* **Problem to solve**: Find every line with the word "Speed" and report how many there are, without any other text.

# # # #

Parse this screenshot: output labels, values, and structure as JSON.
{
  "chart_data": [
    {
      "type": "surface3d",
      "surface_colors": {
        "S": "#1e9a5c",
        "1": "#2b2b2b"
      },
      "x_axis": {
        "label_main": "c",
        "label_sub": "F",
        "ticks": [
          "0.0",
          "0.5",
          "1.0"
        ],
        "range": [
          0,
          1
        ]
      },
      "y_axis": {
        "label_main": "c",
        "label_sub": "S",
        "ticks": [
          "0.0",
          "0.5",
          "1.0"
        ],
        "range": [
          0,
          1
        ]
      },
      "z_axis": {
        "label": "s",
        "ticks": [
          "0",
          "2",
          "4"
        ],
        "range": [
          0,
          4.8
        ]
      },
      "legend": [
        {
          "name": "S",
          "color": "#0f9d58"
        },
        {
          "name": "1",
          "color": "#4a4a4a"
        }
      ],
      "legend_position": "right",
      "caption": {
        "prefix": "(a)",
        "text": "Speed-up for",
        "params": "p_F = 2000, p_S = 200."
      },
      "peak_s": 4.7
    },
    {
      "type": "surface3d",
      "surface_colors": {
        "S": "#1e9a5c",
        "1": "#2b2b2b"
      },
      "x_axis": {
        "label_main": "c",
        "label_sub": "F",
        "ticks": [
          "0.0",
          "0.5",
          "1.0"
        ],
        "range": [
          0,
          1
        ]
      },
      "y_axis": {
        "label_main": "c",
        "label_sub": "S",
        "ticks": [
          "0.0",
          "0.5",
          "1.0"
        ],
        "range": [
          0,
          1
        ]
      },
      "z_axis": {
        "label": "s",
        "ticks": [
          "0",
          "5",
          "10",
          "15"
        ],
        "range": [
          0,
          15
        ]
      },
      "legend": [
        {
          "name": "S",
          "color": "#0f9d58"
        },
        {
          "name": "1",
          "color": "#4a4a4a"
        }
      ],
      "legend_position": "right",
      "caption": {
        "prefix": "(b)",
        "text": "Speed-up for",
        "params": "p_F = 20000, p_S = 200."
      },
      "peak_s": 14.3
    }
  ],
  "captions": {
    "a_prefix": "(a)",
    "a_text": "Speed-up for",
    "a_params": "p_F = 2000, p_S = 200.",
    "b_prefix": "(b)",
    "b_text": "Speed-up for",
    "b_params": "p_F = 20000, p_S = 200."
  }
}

# # # #

* **The result**: 4